START

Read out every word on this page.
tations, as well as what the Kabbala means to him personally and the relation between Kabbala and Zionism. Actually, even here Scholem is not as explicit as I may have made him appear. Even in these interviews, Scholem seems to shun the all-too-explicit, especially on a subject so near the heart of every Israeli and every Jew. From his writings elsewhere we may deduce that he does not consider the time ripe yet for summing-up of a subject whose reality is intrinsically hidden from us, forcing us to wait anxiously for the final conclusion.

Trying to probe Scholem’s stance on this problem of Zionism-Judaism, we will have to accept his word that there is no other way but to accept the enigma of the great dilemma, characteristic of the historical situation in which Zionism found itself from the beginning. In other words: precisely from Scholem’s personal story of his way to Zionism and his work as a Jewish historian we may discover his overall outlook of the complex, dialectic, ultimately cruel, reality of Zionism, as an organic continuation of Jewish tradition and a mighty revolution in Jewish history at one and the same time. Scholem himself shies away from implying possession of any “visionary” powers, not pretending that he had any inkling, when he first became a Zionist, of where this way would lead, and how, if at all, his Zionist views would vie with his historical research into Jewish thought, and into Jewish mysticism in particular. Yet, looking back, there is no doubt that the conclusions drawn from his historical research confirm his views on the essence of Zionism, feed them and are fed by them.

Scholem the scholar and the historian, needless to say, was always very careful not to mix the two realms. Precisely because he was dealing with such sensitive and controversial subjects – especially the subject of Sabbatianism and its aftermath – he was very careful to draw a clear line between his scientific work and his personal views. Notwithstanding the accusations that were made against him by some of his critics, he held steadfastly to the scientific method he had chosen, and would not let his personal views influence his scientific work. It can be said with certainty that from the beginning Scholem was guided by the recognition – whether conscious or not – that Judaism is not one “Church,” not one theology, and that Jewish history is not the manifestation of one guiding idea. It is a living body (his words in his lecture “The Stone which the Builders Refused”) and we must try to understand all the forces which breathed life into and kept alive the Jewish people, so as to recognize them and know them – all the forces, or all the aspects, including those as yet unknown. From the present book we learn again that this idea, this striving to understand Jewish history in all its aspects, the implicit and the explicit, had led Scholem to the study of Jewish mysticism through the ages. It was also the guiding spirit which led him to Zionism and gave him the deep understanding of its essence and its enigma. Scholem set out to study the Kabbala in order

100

END
START

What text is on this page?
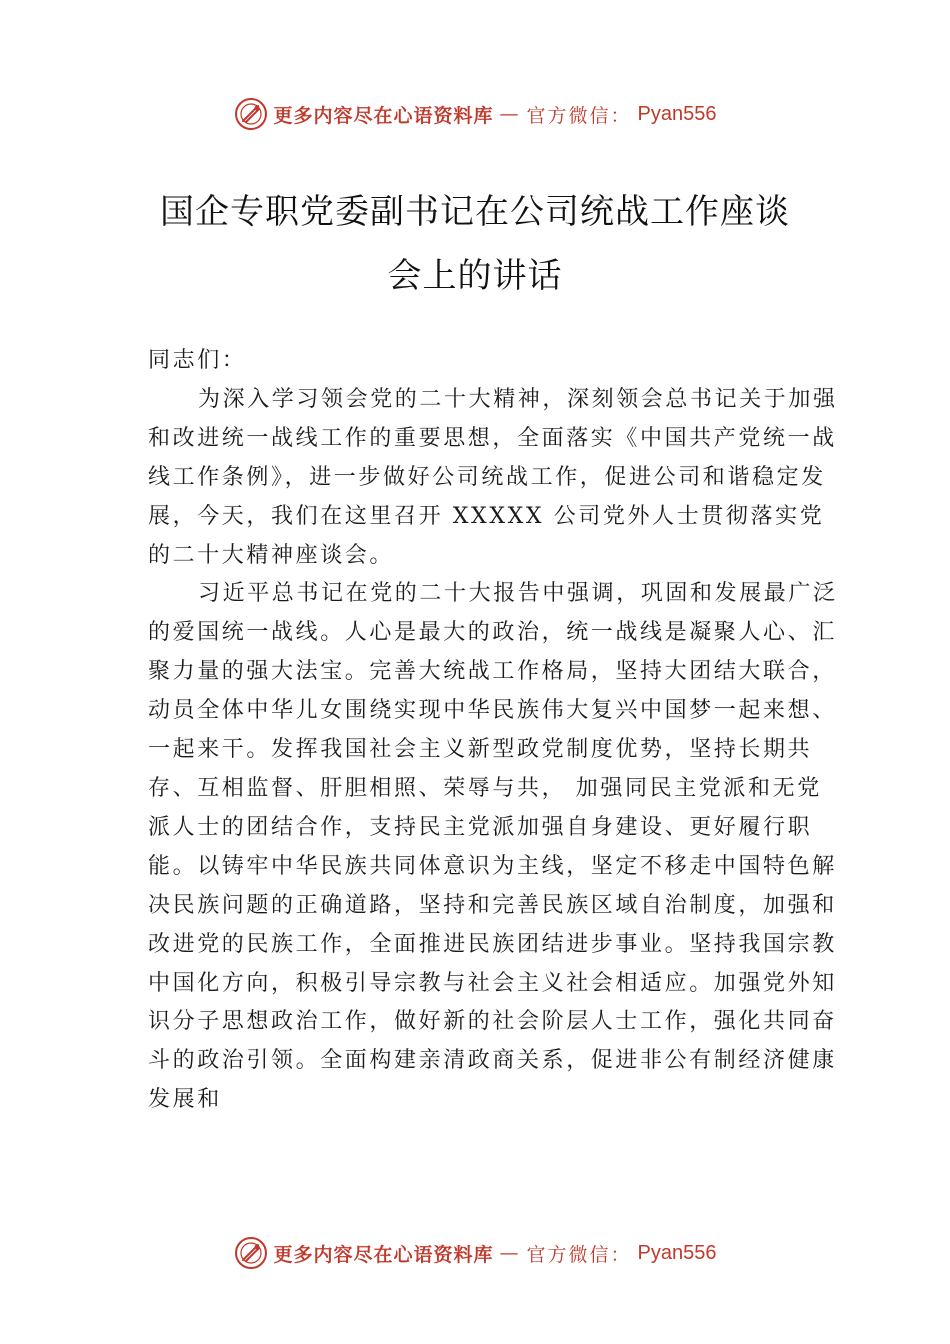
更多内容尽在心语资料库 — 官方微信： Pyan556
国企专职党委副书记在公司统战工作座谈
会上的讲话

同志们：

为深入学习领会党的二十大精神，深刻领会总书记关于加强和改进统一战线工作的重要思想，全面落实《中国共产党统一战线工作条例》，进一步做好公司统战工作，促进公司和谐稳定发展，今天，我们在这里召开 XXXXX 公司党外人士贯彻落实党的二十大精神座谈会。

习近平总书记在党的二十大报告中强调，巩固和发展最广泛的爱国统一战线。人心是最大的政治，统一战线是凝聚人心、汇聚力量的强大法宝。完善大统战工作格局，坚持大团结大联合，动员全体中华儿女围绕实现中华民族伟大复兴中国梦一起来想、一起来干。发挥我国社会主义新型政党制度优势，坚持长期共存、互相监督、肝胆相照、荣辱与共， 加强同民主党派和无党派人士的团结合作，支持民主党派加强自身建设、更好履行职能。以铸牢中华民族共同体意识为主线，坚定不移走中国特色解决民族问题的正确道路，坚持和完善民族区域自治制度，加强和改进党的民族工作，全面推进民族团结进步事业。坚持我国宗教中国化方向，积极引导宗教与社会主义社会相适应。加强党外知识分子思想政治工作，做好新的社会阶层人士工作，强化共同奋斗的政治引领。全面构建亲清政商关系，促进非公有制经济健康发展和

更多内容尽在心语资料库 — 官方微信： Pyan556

END

Of all the lines in the listing above, how many contain the word "reality"? Answer with the number alone.

2